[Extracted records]

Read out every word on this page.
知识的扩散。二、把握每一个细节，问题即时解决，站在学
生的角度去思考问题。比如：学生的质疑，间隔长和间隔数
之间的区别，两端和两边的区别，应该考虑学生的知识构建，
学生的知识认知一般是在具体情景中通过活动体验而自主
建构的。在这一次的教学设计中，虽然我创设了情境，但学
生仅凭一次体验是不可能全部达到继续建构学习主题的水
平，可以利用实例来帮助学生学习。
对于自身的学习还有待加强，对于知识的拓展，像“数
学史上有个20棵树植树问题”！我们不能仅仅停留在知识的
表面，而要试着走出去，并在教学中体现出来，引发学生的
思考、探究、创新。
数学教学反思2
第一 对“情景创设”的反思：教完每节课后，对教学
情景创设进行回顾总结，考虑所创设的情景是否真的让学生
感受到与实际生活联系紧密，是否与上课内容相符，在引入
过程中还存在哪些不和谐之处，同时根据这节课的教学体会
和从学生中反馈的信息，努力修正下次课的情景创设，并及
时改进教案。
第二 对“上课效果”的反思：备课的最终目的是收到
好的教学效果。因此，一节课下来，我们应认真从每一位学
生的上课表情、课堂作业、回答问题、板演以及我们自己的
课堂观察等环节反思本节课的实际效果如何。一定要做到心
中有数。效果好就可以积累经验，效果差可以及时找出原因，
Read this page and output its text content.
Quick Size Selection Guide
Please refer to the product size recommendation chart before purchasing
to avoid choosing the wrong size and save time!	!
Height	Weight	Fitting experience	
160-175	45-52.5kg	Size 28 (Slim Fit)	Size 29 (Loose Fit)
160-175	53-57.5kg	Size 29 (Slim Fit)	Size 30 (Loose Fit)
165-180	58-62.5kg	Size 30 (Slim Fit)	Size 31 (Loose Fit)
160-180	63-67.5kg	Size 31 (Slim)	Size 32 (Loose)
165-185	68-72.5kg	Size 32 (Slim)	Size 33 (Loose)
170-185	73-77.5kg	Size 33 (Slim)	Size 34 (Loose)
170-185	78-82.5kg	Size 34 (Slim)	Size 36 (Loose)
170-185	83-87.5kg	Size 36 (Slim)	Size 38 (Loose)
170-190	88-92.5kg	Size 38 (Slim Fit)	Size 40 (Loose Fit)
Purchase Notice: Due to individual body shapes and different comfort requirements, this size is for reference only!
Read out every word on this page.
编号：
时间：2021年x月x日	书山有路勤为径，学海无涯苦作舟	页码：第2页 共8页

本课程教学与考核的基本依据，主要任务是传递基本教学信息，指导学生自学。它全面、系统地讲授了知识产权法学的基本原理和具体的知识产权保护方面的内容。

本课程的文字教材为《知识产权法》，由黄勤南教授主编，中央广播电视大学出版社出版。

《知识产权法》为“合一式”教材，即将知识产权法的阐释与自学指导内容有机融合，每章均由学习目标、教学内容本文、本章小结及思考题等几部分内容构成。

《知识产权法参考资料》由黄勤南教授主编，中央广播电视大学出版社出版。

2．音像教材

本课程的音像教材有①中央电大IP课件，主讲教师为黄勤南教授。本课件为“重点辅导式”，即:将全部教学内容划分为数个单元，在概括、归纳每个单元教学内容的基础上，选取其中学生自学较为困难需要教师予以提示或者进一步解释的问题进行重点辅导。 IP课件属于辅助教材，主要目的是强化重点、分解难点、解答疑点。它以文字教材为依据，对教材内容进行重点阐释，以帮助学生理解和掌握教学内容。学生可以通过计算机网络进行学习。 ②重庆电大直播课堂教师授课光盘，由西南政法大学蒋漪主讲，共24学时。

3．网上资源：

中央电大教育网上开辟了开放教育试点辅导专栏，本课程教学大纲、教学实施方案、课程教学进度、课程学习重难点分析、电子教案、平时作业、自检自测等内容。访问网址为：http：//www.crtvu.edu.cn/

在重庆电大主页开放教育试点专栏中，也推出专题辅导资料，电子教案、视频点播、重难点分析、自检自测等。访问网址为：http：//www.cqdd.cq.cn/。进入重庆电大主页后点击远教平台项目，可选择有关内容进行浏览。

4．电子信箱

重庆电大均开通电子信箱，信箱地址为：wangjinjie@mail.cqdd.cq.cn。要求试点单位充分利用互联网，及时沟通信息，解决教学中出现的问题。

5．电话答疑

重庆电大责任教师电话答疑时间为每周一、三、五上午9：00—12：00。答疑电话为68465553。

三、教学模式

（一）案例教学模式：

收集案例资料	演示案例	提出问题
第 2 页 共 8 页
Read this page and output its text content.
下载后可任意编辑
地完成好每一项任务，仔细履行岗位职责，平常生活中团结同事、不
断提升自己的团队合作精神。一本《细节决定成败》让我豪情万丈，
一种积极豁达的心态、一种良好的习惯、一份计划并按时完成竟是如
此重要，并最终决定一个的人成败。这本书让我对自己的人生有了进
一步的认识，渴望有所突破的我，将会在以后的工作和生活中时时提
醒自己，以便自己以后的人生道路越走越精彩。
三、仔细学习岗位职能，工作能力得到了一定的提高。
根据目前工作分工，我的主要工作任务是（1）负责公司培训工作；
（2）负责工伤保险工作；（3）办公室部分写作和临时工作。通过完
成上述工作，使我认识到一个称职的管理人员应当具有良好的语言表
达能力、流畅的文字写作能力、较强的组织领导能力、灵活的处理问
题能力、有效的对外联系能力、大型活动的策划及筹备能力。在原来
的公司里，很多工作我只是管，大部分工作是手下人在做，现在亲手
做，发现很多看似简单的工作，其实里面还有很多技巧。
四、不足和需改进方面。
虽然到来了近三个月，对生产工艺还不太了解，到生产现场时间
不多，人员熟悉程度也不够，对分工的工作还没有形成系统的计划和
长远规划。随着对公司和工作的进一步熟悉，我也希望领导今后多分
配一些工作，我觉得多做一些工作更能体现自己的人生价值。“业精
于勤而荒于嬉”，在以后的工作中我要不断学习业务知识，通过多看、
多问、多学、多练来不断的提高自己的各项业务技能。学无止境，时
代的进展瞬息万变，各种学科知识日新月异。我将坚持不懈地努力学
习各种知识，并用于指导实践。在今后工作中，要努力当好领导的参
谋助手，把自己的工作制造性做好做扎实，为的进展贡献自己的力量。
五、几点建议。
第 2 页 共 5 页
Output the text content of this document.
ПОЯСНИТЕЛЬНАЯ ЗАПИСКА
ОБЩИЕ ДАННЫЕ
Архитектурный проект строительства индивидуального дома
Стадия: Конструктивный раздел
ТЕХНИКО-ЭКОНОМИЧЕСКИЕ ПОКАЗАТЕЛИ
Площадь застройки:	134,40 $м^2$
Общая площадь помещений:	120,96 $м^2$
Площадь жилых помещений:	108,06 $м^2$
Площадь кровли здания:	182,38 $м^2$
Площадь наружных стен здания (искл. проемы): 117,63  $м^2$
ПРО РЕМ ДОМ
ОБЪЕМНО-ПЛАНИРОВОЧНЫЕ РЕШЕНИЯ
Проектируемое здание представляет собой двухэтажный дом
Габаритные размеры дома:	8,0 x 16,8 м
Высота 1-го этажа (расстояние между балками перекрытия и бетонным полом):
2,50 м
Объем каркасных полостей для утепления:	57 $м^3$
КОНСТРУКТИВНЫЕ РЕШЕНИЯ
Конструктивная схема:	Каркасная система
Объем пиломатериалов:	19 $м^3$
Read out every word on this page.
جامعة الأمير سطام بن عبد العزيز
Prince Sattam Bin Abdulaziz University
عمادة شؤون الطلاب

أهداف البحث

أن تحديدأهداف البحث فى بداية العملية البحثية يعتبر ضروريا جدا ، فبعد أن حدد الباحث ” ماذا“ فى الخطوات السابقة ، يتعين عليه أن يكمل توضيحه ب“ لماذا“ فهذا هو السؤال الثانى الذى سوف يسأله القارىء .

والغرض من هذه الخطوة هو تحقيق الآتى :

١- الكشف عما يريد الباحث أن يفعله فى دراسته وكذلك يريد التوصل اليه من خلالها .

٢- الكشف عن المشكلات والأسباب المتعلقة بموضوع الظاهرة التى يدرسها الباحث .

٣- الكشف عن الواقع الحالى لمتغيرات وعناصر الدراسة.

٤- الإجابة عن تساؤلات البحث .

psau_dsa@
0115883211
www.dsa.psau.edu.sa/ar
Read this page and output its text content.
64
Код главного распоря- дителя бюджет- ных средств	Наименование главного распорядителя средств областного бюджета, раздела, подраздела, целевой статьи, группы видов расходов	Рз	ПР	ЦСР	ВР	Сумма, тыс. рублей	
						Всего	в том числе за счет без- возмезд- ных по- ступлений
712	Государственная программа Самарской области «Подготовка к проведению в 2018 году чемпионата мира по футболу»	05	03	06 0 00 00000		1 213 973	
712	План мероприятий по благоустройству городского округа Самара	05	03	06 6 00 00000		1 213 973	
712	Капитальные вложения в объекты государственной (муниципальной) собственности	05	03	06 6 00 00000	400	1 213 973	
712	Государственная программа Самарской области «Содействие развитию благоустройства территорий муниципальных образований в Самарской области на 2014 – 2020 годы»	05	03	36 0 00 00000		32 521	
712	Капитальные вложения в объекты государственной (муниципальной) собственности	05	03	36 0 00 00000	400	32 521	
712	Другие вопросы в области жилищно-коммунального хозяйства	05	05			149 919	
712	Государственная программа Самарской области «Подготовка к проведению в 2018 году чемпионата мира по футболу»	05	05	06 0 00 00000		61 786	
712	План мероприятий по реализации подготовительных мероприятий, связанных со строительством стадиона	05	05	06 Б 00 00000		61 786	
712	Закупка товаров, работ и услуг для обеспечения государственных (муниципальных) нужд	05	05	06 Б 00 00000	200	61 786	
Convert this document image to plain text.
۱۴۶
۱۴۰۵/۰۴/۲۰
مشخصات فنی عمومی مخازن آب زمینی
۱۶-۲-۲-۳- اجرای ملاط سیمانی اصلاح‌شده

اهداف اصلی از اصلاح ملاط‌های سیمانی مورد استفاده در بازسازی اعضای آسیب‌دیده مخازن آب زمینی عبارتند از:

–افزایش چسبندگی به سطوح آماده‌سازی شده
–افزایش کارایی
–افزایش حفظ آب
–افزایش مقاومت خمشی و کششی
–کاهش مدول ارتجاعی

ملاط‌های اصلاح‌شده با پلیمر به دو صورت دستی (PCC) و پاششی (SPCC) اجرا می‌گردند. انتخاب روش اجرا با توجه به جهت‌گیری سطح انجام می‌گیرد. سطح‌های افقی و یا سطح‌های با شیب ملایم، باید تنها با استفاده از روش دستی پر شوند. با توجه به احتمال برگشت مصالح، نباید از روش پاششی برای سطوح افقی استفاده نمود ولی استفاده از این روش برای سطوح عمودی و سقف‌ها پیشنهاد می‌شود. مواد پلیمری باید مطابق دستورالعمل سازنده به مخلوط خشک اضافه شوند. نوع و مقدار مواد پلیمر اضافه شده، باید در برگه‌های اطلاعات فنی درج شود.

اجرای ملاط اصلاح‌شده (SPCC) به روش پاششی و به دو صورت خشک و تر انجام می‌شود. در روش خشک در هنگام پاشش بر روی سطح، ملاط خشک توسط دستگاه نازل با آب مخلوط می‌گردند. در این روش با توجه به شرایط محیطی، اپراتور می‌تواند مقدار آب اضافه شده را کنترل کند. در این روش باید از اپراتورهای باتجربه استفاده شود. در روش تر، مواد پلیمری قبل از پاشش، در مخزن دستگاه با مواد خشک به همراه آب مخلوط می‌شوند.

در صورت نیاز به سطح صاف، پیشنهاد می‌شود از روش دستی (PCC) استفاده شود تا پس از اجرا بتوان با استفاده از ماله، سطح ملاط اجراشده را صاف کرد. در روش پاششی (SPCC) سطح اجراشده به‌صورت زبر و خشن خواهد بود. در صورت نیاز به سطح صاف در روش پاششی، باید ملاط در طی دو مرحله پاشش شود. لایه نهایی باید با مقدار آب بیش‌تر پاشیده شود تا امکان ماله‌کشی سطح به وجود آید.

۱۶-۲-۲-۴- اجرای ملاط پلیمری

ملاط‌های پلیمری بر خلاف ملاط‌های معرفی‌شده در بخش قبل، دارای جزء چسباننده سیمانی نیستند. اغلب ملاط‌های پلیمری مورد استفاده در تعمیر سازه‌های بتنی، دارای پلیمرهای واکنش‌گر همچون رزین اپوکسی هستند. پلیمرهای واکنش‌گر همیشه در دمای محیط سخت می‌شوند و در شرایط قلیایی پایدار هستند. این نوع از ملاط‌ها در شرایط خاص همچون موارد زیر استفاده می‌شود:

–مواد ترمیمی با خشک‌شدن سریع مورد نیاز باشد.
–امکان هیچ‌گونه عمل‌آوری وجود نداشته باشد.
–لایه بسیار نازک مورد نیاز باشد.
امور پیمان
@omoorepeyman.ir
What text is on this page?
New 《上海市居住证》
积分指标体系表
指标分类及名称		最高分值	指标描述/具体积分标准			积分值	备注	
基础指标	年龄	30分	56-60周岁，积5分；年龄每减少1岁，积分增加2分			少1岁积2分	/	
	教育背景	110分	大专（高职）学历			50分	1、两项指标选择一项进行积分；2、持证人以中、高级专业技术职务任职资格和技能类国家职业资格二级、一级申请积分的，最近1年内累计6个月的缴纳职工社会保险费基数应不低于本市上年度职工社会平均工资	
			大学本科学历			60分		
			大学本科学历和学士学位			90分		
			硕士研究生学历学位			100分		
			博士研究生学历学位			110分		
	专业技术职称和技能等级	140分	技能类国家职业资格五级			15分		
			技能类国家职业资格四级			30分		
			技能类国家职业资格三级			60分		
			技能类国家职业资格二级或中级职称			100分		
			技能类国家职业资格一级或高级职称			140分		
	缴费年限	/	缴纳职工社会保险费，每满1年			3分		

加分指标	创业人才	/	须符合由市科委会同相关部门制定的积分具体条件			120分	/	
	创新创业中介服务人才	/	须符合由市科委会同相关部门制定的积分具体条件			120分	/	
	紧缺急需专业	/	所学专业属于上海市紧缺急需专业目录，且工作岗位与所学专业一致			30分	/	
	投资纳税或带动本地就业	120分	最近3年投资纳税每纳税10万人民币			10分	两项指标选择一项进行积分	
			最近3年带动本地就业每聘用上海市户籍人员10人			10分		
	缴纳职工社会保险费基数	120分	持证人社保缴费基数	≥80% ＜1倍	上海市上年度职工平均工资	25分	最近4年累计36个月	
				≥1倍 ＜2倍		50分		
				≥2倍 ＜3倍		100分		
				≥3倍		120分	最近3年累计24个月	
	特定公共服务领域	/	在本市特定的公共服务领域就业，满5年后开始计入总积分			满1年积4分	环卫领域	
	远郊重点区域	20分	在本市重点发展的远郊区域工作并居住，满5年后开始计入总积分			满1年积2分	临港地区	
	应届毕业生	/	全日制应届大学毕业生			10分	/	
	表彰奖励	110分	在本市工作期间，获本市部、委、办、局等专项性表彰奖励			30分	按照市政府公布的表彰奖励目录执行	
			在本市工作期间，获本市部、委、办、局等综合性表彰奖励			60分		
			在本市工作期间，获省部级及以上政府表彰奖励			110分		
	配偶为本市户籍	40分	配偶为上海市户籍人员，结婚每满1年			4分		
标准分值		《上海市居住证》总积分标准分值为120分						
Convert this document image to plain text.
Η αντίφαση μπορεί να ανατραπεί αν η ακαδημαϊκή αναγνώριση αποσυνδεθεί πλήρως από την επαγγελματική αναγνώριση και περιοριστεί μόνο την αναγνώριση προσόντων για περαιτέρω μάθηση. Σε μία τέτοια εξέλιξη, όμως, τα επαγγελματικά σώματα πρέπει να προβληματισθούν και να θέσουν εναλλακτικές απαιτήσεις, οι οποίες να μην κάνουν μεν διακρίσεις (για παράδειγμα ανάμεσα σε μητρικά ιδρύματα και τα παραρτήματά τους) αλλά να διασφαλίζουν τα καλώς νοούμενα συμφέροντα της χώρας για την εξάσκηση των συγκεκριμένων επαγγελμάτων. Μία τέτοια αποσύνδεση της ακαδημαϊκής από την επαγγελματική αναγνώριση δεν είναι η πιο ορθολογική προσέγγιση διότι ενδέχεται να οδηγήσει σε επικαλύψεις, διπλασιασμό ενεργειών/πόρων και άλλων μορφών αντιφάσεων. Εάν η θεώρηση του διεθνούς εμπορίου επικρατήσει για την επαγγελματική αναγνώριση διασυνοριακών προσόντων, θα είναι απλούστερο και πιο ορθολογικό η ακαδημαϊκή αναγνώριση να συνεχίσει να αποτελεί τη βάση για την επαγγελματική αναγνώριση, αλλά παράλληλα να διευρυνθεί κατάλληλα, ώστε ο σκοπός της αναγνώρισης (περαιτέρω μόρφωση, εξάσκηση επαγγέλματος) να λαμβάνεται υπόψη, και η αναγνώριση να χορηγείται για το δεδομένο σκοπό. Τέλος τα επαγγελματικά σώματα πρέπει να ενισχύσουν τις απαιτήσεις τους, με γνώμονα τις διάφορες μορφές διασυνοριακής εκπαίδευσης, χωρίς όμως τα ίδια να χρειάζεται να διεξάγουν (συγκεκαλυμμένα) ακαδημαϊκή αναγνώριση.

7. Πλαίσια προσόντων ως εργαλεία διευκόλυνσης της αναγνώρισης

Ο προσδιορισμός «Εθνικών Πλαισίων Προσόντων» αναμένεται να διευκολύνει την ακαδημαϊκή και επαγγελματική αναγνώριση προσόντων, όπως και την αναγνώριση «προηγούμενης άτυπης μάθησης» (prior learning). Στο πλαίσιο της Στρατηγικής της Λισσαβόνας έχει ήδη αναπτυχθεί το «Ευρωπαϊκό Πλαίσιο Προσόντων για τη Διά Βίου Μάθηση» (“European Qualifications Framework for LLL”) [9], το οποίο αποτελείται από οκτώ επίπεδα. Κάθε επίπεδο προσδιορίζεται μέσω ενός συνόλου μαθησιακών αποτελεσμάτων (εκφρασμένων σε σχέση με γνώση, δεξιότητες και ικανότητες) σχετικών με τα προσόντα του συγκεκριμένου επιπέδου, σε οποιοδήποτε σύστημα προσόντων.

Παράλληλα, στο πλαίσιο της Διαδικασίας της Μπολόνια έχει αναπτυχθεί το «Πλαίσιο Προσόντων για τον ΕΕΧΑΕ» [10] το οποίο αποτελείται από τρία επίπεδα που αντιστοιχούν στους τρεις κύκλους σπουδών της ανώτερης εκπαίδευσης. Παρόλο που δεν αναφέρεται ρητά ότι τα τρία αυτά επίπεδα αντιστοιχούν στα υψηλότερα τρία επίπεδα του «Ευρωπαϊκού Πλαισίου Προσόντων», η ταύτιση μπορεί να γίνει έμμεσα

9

-- SHORT TASK --
List each line of the records that holds the string "Slim".

-- RESULT OF THE TASK --
160-175	45-52.5kg	Size 28 (Slim Fit)	Size 29 (Loose Fit)
160-175	53-57.5kg	Size 29 (Slim Fit)	Size 30 (Loose Fit)
165-180	58-62.5kg	Size 30 (Slim Fit)	Size 31 (Loose Fit)
160-180	63-67.5kg	Size 31 (Slim)	Size 32 (Loose)
165-185	68-72.5kg	Size 32 (Slim)	Size 33 (Loose)
170-185	73-77.5kg	Size 33 (Slim)	Size 34 (Loose)
170-185	78-82.5kg	Size 34 (Slim)	Size 36 (Loose)
170-185	83-87.5kg	Size 36 (Slim)	Size 38 (Loose)
170-190	88-92.5kg	Size 38 (Slim Fit)	Size 40 (Loose Fit)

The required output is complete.